-- WHAT IS NEEDED --
Output an exact reproduction of the data.

-- MATERIAL SHOWN --
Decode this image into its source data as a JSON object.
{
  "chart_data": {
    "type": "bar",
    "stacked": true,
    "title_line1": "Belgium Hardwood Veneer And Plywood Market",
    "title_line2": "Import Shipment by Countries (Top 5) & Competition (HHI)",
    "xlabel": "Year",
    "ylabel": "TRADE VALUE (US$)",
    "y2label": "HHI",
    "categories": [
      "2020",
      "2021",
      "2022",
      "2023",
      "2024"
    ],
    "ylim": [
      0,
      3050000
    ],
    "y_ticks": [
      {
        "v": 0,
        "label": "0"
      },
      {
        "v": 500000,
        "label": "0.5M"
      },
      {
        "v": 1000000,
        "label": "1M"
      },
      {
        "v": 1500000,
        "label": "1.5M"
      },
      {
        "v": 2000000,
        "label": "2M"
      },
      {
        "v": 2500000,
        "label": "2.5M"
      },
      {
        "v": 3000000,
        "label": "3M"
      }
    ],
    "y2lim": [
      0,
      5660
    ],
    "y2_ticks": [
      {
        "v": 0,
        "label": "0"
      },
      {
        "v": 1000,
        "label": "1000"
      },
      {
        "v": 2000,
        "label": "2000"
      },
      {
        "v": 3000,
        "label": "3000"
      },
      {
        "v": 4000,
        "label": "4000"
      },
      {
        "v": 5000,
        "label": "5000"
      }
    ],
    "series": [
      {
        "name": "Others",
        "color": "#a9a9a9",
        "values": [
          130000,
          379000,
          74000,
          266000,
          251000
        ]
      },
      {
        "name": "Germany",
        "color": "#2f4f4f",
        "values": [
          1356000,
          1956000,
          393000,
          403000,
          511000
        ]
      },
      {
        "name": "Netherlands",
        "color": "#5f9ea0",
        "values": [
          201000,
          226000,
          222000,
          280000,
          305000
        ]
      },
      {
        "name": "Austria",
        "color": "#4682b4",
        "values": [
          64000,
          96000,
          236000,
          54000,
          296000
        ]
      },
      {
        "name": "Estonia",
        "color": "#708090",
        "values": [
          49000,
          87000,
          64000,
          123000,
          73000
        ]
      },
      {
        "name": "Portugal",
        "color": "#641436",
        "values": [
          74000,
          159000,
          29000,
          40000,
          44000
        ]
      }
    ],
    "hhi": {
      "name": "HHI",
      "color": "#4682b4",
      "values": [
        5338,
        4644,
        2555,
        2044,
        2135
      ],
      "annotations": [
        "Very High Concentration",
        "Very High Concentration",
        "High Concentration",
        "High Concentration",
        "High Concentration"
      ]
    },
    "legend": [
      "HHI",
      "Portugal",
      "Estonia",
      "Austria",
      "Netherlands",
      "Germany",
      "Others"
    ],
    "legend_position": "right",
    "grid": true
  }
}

-- ANSWER --
Decode this image into its source data as a JSON object.
{
  "chart_data": {
    "type": "bar",
    "stacked": true,
    "title_line1": "Belgium Hardwood Veneer And Plywood Market",
    "title_line2": "Import Shipment by Countries (Top 5) & Competition (HHI)",
    "xlabel": "Year",
    "ylabel": "TRADE VALUE (US$)",
    "y2label": "HHI",
    "categories": [
      "2020",
      "2021",
      "2022",
      "2023",
      "2024"
    ],
    "ylim": [
      0,
      3050000
    ],
    "y_ticks": [
      {
        "v": 0,
        "label": "0"
      },
      {
        "v": 500000,
        "label": "0.5M"
      },
      {
        "v": 1000000,
        "label": "1M"
      },
      {
        "v": 1500000,
        "label": "1.5M"
      },
      {
        "v": 2000000,
        "label": "2M"
      },
      {
        "v": 2500000,
        "label": "2.5M"
      },
      {
        "v": 3000000,
        "label": "3M"
      }
    ],
    "y2lim": [
      0,
      5660
    ],
    "y2_ticks": [
      {
        "v": 0,
        "label": "0"
      },
      {
        "v": 1000,
        "label": "1000"
      },
      {
        "v": 2000,
        "label": "2000"
      },
      {
        "v": 3000,
        "label": "3000"
      },
      {
        "v": 4000,
        "label": "4000"
      },
      {
        "v": 5000,
        "label": "5000"
      }
    ],
    "series": [
      {
        "name": "Others",
        "color": "#a9a9a9",
        "values": [
          130000,
          379000,
          74000,
          266000,
          251000
        ]
      },
      {
        "name": "Germany",
        "color": "#2f4f4f",
        "values": [
          1356000,
          1956000,
          393000,
          403000,
          511000
        ]
      },
      {
        "name": "Netherlands",
        "color": "#5f9ea0",
        "values": [
          201000,
          226000,
          222000,
          280000,
          305000
        ]
      },
      {
        "name": "Austria",
        "color": "#4682b4",
        "values": [
          64000,
          96000,
          236000,
          54000,
          296000
        ]
      },
      {
        "name": "Estonia",
        "color": "#708090",
        "values": [
          49000,
          87000,
          64000,
          123000,
          73000
        ]
      },
      {
        "name": "Portugal",
        "color": "#641436",
        "values": [
          74000,
          159000,
          29000,
          40000,
          44000
        ]
      }
    ],
    "hhi": {
      "name": "HHI",
      "color": "#4682b4",
      "values": [
        5338,
        4644,
        2555,
        2044,
        2135
      ],
      "annotations": [
        "Very High Concentration",
        "Very High Concentration",
        "High Concentration",
        "High Concentration",
        "High Concentration"
      ]
    },
    "legend": [
      "HHI",
      "Portugal",
      "Estonia",
      "Austria",
      "Netherlands",
      "Germany",
      "Others"
    ],
    "legend_position": "right",
    "grid": true
  }
}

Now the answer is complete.